— BEGIN Records provided —

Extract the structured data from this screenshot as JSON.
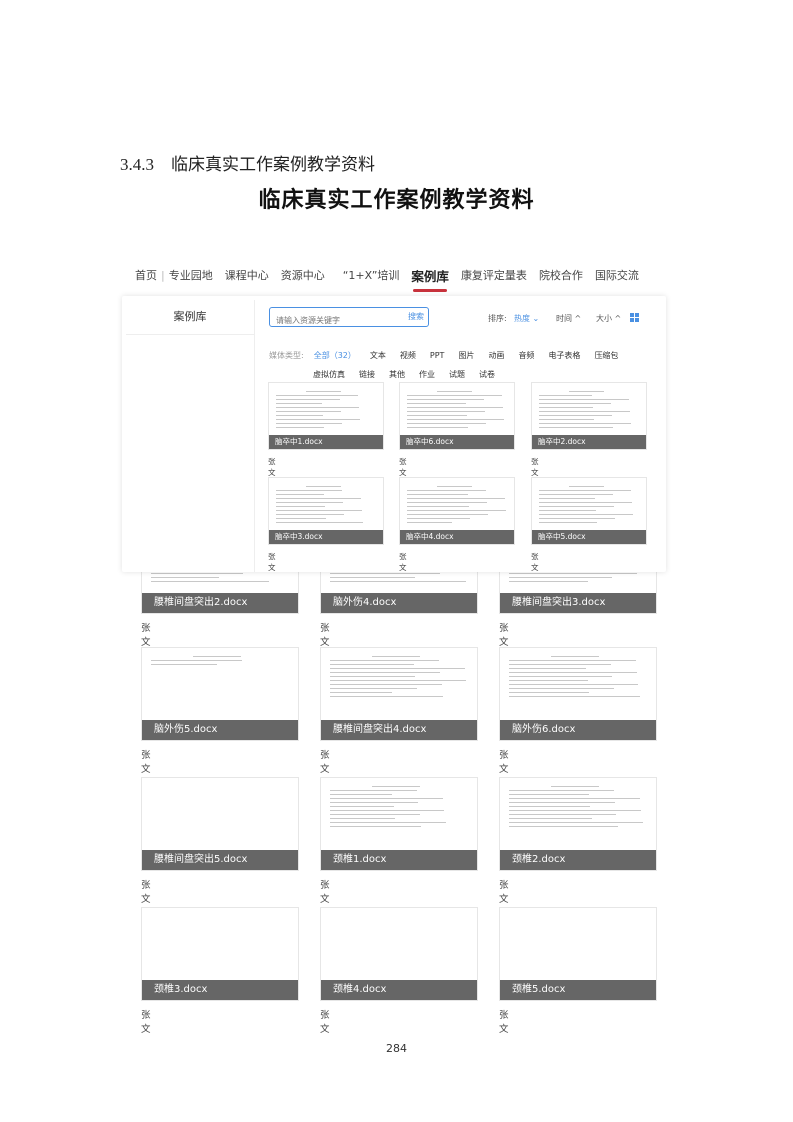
{
  "section": {
    "number": "3.4.3",
    "title": "临床真实工作案例教学资料"
  },
  "main_title": "临床真实工作案例教学资料",
  "nav": {
    "items": [
      "首页",
      "专业园地",
      "课程中心",
      "资源中心",
      "“1+X”培训",
      "案例库",
      "康复评定量表",
      "院校合作",
      "国际交流"
    ],
    "active": "案例库"
  },
  "sidebar": {
    "title": "案例库"
  },
  "search": {
    "placeholder": "请输入资源关键字",
    "button": "搜索"
  },
  "sort": {
    "label": "排序:",
    "hot": "热度",
    "time": "时间",
    "size": "大小"
  },
  "filters": {
    "label": "媒体类型:",
    "items": [
      "全部（32）",
      "文本",
      "视频",
      "PPT",
      "图片",
      "动画",
      "音频",
      "电子表格",
      "压缩包",
      "虚拟仿真",
      "链接",
      "其他",
      "作业",
      "试题",
      "试卷"
    ],
    "selected": "全部（32）"
  },
  "top_cards": [
    {
      "name": "脑卒中1.docx",
      "author": "张文"
    },
    {
      "name": "脑卒中6.docx",
      "author": "张文"
    },
    {
      "name": "脑卒中2.docx",
      "author": "张文"
    },
    {
      "name": "脑卒中3.docx",
      "author": "张文"
    },
    {
      "name": "脑卒中4.docx",
      "author": "张文"
    },
    {
      "name": "脑卒中5.docx",
      "author": "张文"
    }
  ],
  "cards": [
    {
      "name": "腰椎间盘突出2.docx",
      "author": "张文"
    },
    {
      "name": "脑外伤4.docx",
      "author": "张文"
    },
    {
      "name": "腰椎间盘突出3.docx",
      "author": "张文"
    },
    {
      "name": "脑外伤5.docx",
      "author": "张文"
    },
    {
      "name": "腰椎间盘突出4.docx",
      "author": "张文"
    },
    {
      "name": "脑外伤6.docx",
      "author": "张文"
    },
    {
      "name": "腰椎间盘突出5.docx",
      "author": "张文"
    },
    {
      "name": "颈椎1.docx",
      "author": "张文"
    },
    {
      "name": "颈椎2.docx",
      "author": "张文"
    },
    {
      "name": "颈椎3.docx",
      "author": "张文"
    },
    {
      "name": "颈椎4.docx",
      "author": "张文"
    },
    {
      "name": "颈椎5.docx",
      "author": "张文"
    }
  ],
  "page_number": "284"
}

— END Records provided —

## Exercise goal
Omit any images, then output the listing exactly.

## Exercise solution
Extract the structured data from this screenshot as JSON.
{
  "section": {
    "number": "3.4.3",
    "title": "临床真实工作案例教学资料"
  },
  "main_title": "临床真实工作案例教学资料",
  "nav": {
    "items": [
      "首页",
      "专业园地",
      "课程中心",
      "资源中心",
      "“1+X”培训",
      "案例库",
      "康复评定量表",
      "院校合作",
      "国际交流"
    ],
    "active": "案例库"
  },
  "sidebar": {
    "title": "案例库"
  },
  "search": {
    "placeholder": "请输入资源关键字",
    "button": "搜索"
  },
  "sort": {
    "label": "排序:",
    "hot": "热度",
    "time": "时间",
    "size": "大小"
  },
  "filters": {
    "label": "媒体类型:",
    "items": [
      "全部（32）",
      "文本",
      "视频",
      "PPT",
      "图片",
      "动画",
      "音频",
      "电子表格",
      "压缩包",
      "虚拟仿真",
      "链接",
      "其他",
      "作业",
      "试题",
      "试卷"
    ],
    "selected": "全部（32）"
  },
  "top_cards": [
    {
      "name": "脑卒中1.docx",
      "author": "张文"
    },
    {
      "name": "脑卒中6.docx",
      "author": "张文"
    },
    {
      "name": "脑卒中2.docx",
      "author": "张文"
    },
    {
      "name": "脑卒中3.docx",
      "author": "张文"
    },
    {
      "name": "脑卒中4.docx",
      "author": "张文"
    },
    {
      "name": "脑卒中5.docx",
      "author": "张文"
    }
  ],
  "cards": [
    {
      "name": "腰椎间盘突出2.docx",
      "author": "张文"
    },
    {
      "name": "脑外伤4.docx",
      "author": "张文"
    },
    {
      "name": "腰椎间盘突出3.docx",
      "author": "张文"
    },
    {
      "name": "脑外伤5.docx",
      "author": "张文"
    },
    {
      "name": "腰椎间盘突出4.docx",
      "author": "张文"
    },
    {
      "name": "脑外伤6.docx",
      "author": "张文"
    },
    {
      "name": "腰椎间盘突出5.docx",
      "author": "张文"
    },
    {
      "name": "颈椎1.docx",
      "author": "张文"
    },
    {
      "name": "颈椎2.docx",
      "author": "张文"
    },
    {
      "name": "颈椎3.docx",
      "author": "张文"
    },
    {
      "name": "颈椎4.docx",
      "author": "张文"
    },
    {
      "name": "颈椎5.docx",
      "author": "张文"
    }
  ],
  "page_number": "284"
}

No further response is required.